> _YOUR GOAL_
Check every line of the entries for "cumin", and copy the lines that hold it.

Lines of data
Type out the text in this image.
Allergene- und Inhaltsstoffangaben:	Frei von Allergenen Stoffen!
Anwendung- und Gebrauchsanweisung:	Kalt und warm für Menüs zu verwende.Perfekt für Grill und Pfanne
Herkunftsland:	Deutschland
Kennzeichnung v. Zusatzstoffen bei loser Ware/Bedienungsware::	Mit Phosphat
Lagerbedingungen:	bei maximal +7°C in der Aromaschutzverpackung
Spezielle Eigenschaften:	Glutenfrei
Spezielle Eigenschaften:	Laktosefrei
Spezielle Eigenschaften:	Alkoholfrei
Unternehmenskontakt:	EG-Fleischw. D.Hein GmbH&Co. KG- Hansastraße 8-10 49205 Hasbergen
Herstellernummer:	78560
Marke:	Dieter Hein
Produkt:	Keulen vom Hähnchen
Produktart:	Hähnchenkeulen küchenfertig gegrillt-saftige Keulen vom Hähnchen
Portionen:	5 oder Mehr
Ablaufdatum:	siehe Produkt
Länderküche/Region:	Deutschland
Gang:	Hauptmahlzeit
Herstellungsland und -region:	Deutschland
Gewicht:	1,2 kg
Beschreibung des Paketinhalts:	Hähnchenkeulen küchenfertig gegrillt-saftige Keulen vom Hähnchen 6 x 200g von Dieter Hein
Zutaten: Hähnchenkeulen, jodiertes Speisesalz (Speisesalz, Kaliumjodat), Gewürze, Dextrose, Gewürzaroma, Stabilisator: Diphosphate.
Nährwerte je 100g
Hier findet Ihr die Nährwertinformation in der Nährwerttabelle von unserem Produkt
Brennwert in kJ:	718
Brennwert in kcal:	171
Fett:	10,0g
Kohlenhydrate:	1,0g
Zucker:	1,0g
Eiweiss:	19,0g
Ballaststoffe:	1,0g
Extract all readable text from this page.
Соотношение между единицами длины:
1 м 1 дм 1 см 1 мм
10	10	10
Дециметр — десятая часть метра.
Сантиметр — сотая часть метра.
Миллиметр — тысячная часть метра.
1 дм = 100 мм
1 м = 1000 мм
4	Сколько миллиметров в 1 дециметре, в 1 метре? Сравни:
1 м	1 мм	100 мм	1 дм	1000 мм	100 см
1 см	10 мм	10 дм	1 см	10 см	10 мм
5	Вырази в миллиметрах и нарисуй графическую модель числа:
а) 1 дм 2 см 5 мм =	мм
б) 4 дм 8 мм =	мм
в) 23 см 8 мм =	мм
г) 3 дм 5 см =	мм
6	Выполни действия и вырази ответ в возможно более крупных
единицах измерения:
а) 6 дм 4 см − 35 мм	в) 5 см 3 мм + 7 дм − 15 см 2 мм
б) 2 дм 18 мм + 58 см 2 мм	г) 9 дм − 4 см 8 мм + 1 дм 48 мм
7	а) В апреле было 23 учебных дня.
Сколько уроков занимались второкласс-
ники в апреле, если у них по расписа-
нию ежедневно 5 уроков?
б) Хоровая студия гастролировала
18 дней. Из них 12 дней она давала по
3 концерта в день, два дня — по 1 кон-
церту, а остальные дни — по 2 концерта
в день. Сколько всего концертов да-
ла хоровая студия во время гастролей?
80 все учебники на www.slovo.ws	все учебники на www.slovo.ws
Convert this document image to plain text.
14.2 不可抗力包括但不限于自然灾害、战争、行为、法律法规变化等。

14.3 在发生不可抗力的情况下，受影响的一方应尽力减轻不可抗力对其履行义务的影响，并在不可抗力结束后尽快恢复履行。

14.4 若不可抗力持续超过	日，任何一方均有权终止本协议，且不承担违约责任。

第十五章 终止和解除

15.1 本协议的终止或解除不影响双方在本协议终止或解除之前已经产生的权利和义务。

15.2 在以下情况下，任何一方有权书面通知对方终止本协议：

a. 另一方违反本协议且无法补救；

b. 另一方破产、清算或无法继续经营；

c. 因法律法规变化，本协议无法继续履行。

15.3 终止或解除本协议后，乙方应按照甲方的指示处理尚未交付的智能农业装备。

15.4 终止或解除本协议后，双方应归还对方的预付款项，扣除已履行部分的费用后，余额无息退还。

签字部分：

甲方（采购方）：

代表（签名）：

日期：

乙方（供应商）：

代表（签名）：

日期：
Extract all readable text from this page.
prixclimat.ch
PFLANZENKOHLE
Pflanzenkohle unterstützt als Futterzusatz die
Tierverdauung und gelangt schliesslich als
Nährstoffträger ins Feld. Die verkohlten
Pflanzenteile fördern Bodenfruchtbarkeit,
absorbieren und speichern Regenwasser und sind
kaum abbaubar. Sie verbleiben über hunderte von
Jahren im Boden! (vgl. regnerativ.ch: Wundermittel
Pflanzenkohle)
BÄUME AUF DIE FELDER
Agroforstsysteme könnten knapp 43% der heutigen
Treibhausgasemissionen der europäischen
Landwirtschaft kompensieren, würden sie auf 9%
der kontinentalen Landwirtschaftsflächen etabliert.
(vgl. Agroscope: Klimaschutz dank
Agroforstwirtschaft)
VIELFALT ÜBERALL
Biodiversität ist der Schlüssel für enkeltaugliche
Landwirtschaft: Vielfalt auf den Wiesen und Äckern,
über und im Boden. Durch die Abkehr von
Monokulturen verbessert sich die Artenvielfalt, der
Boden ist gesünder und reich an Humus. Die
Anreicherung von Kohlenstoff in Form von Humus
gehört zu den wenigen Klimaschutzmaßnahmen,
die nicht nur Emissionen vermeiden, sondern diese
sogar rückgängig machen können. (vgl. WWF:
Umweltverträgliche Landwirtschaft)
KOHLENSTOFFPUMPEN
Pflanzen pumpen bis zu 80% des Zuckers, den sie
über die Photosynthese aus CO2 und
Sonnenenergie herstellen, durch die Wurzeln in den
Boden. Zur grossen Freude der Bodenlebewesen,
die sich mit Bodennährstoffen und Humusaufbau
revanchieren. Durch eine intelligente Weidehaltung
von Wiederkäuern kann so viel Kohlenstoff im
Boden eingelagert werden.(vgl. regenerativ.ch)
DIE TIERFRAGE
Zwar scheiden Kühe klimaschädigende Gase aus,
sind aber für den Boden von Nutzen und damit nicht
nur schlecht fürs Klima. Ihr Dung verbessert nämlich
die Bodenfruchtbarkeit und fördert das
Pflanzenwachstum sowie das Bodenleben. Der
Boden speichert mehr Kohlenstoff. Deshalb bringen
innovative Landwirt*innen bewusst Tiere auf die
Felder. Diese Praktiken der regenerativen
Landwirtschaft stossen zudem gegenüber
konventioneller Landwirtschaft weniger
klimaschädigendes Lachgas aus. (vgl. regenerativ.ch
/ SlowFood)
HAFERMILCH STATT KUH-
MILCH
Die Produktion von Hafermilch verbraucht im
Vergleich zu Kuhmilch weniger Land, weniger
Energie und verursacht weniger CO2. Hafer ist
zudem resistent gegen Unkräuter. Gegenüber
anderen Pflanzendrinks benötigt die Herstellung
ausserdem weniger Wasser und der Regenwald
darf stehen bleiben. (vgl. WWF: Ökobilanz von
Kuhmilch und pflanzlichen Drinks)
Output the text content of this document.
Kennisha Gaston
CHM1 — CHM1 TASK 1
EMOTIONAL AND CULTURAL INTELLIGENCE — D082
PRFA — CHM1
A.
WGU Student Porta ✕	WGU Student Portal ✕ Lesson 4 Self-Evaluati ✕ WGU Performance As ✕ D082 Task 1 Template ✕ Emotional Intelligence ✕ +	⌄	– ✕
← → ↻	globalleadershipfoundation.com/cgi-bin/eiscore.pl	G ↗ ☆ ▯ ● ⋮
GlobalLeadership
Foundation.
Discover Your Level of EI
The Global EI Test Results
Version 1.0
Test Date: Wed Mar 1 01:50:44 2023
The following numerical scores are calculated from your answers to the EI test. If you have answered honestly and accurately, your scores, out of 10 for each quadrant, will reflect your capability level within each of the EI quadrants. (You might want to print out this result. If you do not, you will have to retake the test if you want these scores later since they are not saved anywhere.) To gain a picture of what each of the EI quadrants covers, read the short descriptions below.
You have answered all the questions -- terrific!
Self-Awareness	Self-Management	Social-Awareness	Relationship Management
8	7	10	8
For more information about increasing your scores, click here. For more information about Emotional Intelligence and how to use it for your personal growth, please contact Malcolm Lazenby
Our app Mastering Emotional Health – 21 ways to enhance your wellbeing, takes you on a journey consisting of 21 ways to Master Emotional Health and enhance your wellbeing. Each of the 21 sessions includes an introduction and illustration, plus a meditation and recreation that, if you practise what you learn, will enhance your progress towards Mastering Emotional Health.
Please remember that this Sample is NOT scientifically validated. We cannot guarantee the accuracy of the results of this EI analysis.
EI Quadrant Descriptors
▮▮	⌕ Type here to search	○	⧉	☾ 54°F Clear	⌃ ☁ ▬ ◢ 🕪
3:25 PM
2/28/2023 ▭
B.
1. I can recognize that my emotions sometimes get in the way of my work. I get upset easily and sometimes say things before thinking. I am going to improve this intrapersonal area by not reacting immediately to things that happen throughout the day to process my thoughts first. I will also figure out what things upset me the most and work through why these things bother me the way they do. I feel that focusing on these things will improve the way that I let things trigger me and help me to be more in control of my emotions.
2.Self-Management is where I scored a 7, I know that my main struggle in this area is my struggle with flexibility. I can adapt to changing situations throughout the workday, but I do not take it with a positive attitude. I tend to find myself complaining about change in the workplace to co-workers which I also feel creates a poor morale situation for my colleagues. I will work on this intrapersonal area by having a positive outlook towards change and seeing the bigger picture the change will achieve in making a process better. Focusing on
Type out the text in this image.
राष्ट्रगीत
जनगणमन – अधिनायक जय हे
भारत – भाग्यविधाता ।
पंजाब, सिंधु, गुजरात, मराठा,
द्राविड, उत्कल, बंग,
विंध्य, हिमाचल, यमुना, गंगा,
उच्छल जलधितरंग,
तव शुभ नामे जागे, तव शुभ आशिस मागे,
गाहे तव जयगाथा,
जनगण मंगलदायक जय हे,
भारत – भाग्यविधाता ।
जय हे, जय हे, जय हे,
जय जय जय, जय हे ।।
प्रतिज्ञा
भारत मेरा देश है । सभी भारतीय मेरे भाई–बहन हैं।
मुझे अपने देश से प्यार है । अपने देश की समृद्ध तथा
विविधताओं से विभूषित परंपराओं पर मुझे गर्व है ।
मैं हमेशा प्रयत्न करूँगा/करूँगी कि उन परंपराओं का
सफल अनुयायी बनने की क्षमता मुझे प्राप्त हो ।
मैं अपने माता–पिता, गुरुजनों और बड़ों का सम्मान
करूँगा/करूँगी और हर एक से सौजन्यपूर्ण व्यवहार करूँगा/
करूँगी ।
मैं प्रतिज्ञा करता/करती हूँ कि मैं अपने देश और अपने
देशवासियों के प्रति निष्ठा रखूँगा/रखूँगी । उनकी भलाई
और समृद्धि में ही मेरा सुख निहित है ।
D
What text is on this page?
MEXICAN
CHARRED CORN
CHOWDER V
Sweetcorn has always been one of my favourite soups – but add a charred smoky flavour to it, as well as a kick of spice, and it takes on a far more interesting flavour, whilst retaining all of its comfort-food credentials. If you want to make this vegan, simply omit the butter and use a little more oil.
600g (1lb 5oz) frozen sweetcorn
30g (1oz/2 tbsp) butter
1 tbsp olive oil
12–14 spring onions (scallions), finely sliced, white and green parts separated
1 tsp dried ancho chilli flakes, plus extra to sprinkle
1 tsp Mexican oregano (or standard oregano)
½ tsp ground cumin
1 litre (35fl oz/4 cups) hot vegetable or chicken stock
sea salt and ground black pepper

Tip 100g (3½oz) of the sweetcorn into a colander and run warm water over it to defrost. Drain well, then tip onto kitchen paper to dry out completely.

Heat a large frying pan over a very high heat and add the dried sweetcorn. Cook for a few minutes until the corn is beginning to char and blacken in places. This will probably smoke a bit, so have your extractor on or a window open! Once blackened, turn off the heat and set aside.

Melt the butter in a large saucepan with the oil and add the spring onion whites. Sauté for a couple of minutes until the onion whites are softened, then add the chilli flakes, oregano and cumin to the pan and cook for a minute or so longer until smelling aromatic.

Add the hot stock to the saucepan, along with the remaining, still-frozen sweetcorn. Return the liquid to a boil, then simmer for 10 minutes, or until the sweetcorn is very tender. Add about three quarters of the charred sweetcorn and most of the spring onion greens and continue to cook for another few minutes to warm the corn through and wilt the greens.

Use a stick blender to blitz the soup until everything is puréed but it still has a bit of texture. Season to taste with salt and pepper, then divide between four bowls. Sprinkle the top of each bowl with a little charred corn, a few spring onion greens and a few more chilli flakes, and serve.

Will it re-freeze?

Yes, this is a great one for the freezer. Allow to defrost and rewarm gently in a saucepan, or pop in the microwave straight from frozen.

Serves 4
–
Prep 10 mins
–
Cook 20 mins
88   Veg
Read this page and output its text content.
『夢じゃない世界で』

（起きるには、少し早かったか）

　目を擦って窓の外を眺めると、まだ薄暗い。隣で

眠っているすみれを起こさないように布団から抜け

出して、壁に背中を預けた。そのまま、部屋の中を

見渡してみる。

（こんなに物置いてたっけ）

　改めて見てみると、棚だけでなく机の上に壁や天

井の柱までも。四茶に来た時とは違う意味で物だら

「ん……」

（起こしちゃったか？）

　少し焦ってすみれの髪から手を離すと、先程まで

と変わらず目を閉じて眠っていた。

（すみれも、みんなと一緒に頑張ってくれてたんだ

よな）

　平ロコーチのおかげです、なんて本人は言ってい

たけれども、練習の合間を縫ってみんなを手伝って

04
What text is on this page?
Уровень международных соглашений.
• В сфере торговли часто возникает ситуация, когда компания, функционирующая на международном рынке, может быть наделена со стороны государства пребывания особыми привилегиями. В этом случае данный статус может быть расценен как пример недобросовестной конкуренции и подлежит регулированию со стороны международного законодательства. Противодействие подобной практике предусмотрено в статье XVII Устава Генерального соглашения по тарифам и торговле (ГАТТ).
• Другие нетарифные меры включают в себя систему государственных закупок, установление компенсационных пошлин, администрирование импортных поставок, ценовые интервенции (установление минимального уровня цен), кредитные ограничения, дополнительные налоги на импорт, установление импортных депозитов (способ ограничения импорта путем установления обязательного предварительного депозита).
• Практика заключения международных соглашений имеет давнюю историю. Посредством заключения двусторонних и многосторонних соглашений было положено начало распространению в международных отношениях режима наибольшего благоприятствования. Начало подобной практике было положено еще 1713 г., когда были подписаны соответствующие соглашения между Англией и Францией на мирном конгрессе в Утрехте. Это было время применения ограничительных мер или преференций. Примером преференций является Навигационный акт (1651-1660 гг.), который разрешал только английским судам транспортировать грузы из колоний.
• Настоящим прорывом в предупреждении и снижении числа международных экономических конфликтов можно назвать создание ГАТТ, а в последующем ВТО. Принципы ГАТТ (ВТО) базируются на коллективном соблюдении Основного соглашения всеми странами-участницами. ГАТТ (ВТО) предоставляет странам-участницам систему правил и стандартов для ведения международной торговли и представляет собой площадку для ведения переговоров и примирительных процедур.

> _RESPONSE TO THIS TASK_
½ tsp ground cumin
Melt the butter in a large saucepan with the oil and add the spring onion whites. Sauté for a couple of minutes until the onion whites are softened, then add the chilli flakes, oregano and cumin to the pan and cook for a minute or so longer until smelling aromatic.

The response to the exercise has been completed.